**AIM:**
Below are the records; locate each line with the word "rate" and copy it.

+ + + + + + +

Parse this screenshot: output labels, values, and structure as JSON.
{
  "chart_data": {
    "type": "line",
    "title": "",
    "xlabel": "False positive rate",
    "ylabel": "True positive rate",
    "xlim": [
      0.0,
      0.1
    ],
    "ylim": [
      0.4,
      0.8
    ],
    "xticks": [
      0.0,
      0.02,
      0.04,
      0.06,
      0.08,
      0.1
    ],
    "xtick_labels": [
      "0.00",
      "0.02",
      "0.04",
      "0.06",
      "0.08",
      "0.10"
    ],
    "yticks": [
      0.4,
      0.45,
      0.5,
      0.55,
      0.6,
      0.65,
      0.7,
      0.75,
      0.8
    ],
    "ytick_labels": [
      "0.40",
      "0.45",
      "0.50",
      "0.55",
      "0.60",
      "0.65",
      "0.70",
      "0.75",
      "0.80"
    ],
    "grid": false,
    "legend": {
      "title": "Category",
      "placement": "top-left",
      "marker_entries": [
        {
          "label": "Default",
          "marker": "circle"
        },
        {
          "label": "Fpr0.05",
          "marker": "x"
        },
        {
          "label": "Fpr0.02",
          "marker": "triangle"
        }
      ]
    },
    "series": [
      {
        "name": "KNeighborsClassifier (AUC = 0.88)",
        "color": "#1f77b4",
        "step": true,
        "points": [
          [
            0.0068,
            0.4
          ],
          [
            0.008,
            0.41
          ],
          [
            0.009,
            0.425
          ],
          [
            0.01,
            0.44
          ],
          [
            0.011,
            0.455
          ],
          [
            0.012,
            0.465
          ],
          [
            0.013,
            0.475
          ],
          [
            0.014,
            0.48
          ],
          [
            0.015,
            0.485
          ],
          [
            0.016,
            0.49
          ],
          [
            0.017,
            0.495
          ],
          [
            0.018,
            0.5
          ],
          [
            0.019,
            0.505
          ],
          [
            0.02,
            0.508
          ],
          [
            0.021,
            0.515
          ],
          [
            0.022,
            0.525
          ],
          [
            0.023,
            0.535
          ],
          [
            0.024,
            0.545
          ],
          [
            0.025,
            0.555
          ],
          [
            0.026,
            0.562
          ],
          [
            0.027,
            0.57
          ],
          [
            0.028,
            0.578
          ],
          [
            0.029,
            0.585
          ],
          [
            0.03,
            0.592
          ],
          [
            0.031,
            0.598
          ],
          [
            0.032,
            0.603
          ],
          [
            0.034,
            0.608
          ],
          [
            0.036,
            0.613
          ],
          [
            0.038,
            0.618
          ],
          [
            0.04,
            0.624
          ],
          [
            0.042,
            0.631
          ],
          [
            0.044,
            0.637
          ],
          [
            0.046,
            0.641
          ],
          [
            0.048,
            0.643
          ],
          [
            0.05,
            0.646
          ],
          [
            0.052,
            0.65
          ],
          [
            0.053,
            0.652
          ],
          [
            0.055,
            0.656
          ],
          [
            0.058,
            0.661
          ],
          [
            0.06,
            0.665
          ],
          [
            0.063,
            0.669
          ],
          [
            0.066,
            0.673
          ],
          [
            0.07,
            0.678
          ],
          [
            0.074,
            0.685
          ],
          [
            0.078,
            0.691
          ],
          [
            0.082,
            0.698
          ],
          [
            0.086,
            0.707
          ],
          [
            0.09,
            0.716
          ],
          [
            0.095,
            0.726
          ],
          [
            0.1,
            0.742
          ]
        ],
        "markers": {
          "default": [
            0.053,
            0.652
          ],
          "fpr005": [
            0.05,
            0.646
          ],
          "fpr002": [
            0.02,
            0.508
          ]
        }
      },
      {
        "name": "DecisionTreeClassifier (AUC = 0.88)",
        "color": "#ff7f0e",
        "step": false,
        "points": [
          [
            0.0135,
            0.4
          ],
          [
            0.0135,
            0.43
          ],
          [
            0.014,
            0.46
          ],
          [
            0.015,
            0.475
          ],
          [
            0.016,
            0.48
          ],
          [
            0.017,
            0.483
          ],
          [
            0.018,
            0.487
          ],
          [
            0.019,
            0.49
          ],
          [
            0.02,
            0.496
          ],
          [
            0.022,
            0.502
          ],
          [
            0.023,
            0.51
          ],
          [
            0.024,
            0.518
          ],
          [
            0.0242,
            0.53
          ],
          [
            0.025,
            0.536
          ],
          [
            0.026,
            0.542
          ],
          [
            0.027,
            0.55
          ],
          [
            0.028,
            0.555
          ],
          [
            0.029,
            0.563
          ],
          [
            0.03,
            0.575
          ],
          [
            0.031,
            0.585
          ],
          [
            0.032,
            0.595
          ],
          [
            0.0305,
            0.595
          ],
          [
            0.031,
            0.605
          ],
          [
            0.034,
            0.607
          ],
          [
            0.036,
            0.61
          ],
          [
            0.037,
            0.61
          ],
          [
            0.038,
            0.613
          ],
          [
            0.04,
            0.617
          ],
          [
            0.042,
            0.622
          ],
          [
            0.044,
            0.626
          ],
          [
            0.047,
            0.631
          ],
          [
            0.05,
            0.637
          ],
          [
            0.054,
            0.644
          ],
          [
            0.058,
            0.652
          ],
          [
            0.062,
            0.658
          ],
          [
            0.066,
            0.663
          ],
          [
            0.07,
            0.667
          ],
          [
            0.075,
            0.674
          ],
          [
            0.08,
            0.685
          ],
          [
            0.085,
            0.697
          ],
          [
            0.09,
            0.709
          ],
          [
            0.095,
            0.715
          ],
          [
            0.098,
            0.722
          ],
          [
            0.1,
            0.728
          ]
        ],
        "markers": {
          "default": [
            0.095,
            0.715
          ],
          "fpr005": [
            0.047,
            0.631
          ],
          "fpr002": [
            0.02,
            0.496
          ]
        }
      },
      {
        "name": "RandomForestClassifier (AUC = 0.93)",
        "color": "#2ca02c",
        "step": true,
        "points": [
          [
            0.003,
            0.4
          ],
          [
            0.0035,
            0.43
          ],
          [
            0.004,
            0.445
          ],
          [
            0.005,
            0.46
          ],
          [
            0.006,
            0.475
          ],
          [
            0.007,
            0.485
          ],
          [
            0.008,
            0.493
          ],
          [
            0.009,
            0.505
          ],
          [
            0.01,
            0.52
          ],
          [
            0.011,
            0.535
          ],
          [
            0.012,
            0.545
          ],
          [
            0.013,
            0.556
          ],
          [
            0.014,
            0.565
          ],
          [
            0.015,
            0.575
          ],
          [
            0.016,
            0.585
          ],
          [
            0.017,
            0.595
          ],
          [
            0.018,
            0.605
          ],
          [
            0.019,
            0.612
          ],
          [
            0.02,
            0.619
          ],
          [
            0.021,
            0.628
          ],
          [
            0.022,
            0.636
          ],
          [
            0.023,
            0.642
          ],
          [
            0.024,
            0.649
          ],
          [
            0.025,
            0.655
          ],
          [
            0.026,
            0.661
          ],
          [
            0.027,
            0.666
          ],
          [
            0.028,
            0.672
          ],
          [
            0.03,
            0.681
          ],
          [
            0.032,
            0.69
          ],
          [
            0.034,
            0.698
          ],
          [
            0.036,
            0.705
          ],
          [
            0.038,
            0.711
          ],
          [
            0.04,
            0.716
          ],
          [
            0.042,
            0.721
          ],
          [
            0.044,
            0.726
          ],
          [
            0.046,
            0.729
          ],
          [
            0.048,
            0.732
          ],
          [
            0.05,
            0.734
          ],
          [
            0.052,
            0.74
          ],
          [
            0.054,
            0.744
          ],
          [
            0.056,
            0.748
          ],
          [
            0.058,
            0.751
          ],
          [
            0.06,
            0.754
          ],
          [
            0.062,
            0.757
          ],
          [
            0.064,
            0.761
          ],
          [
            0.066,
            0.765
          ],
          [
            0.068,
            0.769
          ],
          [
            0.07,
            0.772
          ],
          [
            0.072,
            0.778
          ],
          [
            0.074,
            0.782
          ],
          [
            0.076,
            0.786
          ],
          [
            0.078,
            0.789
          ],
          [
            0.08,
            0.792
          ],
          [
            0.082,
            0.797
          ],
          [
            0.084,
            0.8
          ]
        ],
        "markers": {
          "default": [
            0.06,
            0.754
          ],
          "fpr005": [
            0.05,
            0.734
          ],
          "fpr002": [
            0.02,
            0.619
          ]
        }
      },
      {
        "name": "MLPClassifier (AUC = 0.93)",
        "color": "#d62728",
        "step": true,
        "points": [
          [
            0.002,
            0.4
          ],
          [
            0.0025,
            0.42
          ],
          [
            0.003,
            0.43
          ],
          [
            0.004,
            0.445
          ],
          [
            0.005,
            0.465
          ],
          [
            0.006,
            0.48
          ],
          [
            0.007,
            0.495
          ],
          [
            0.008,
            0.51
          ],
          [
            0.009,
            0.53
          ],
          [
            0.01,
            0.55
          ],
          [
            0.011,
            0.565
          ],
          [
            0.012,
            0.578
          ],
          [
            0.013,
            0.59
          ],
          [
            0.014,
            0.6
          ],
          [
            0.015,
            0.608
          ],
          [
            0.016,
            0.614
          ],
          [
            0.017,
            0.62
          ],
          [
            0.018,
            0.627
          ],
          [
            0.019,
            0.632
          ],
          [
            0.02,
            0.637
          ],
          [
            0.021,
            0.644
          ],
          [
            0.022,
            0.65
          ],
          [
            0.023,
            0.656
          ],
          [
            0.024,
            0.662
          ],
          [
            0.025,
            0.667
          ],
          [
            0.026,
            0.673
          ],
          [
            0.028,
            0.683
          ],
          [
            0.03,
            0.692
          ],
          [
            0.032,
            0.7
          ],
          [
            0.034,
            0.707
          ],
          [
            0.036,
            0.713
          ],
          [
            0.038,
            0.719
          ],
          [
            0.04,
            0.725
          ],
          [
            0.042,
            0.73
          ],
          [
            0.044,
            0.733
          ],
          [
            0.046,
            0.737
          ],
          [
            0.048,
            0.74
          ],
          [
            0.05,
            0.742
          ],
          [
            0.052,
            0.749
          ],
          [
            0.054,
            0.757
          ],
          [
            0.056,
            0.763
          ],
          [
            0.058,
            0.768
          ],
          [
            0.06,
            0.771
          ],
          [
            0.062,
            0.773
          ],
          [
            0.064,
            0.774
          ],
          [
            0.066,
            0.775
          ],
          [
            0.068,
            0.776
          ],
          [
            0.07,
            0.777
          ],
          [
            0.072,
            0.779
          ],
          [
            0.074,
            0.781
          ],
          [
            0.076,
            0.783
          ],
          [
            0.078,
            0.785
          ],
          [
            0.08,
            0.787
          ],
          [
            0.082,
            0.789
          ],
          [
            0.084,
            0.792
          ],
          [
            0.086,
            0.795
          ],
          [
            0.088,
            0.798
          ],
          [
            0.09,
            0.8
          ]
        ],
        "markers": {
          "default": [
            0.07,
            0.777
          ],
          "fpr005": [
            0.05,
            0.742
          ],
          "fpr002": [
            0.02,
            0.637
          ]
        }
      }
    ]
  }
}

+ + + + + + +

**REPLY:**
    "xlabel": "False positive rate",
    "ylabel": "True positive rate",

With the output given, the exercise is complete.